EXERCISE DIRECTIONS: Check each line of the material below for "name", then copy the ones that contain it.

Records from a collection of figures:
....

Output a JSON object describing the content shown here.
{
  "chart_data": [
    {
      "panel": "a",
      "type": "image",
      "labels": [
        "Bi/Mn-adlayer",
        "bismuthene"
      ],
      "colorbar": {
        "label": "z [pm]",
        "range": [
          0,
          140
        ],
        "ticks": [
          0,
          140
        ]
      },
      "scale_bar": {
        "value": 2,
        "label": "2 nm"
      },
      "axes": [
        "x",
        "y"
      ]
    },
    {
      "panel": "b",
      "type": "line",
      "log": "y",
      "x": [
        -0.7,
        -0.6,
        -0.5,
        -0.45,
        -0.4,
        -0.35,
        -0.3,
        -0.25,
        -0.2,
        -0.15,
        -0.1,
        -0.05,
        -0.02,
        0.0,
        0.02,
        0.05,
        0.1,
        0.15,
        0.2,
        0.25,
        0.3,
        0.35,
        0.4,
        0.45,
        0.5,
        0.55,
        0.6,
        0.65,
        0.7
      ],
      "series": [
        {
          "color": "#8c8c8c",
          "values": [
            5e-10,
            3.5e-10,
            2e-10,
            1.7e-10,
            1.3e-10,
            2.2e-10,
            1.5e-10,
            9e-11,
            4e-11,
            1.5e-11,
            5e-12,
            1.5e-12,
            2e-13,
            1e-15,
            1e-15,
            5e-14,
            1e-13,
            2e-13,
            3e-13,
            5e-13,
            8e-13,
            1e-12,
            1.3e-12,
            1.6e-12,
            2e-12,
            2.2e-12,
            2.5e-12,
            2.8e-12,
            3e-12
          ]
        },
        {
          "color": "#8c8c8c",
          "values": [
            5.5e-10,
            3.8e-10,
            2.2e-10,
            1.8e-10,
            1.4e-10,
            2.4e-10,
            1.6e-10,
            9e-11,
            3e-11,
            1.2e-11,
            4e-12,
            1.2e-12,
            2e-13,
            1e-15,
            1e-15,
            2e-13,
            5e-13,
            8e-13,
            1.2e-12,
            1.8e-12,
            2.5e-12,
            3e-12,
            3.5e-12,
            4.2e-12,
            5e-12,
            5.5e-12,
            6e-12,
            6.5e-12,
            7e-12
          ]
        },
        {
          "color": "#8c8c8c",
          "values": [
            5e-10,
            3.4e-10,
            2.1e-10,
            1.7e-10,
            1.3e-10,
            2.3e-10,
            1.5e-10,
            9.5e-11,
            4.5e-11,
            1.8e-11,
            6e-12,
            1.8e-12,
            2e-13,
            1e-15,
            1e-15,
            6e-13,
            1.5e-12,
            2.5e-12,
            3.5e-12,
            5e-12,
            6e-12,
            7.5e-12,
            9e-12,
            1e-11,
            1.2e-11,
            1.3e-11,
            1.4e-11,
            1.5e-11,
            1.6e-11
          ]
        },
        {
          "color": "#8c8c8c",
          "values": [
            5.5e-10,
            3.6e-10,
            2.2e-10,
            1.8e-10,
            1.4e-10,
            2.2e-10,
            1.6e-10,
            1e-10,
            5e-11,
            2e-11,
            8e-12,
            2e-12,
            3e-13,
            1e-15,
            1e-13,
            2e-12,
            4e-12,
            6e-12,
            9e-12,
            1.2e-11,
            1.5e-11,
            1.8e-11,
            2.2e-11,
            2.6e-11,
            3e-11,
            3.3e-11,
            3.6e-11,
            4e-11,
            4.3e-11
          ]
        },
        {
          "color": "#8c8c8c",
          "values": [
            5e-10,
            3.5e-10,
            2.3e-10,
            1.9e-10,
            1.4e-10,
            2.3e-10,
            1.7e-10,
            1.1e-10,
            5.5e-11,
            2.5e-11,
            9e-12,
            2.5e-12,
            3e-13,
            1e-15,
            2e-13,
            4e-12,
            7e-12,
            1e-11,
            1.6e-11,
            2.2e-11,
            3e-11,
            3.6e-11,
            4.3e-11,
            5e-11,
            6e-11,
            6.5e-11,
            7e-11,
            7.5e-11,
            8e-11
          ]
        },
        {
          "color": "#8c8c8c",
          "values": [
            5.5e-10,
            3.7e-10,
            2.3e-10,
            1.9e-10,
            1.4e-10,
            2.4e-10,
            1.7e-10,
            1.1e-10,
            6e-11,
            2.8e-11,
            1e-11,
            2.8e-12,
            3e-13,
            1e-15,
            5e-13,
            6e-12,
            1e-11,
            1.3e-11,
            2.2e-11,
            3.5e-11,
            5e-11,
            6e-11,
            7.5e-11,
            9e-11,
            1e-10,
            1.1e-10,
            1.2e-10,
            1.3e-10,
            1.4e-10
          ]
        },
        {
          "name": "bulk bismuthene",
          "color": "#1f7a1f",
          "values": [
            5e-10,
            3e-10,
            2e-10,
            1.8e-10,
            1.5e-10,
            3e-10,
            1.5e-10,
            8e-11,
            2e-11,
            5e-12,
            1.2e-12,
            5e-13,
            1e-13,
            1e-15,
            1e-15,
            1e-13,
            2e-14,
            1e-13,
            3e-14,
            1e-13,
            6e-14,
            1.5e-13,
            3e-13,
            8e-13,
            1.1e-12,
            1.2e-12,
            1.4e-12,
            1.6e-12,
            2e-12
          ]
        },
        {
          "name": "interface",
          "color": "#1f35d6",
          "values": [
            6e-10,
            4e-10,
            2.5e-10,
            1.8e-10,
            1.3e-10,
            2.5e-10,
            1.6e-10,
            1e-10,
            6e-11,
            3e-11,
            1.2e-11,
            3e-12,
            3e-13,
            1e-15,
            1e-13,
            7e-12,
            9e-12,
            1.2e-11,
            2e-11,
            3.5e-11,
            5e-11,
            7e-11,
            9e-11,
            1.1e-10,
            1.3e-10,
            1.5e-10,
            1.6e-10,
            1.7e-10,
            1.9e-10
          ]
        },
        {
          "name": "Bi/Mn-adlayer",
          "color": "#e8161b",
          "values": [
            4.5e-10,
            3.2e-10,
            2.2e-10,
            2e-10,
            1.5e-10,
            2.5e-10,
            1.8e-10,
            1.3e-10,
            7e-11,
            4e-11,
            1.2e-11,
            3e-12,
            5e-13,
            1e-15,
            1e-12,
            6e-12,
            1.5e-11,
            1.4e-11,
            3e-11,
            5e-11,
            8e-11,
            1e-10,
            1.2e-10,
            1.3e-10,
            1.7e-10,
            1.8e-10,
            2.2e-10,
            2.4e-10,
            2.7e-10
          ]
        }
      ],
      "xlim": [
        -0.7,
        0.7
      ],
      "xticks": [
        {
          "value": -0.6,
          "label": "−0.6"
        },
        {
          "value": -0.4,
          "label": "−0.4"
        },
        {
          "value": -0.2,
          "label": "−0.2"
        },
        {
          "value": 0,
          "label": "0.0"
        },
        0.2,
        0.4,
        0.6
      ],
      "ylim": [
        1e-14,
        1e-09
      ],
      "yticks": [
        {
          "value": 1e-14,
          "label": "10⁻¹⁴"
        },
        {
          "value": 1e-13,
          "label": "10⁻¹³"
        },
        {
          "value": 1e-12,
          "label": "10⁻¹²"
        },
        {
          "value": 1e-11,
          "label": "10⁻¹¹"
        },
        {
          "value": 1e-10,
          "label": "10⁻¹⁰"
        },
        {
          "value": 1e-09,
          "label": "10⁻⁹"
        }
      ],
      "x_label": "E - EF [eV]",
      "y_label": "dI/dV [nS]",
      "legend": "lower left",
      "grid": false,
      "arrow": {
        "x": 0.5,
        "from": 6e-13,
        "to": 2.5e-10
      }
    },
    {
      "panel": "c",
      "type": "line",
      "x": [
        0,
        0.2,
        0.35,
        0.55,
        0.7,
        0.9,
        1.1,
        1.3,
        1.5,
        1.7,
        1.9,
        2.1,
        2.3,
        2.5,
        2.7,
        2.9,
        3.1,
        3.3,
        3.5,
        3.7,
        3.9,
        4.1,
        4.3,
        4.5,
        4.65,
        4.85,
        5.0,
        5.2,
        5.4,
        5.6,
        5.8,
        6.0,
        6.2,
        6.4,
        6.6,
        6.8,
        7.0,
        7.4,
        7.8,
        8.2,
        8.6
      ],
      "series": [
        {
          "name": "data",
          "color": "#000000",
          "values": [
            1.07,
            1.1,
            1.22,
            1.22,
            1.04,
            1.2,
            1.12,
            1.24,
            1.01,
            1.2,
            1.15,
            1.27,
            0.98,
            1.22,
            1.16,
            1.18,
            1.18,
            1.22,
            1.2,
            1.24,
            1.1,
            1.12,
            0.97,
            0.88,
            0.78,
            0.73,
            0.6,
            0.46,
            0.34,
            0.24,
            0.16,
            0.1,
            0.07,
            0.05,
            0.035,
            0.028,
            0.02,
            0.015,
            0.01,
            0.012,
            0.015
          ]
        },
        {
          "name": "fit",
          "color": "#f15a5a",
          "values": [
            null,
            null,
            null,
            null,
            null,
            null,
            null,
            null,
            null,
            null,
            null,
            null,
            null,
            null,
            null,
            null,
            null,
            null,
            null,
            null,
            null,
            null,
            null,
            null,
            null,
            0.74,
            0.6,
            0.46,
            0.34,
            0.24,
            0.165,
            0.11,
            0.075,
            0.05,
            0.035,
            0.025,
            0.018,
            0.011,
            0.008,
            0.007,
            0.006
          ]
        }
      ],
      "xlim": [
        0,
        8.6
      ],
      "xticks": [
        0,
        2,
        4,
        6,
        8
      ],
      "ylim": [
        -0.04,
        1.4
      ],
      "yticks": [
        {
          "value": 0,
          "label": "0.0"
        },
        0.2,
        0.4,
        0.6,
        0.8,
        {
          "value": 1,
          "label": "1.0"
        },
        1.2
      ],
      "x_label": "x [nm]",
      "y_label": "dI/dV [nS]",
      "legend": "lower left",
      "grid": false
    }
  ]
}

....

RESPONSE TO THE EXERCISE:
          "name": "bulk bismuthene",
          "name": "interface",
          "name": "Bi/Mn-adlayer",
          "name": "data",
          "name": "fit",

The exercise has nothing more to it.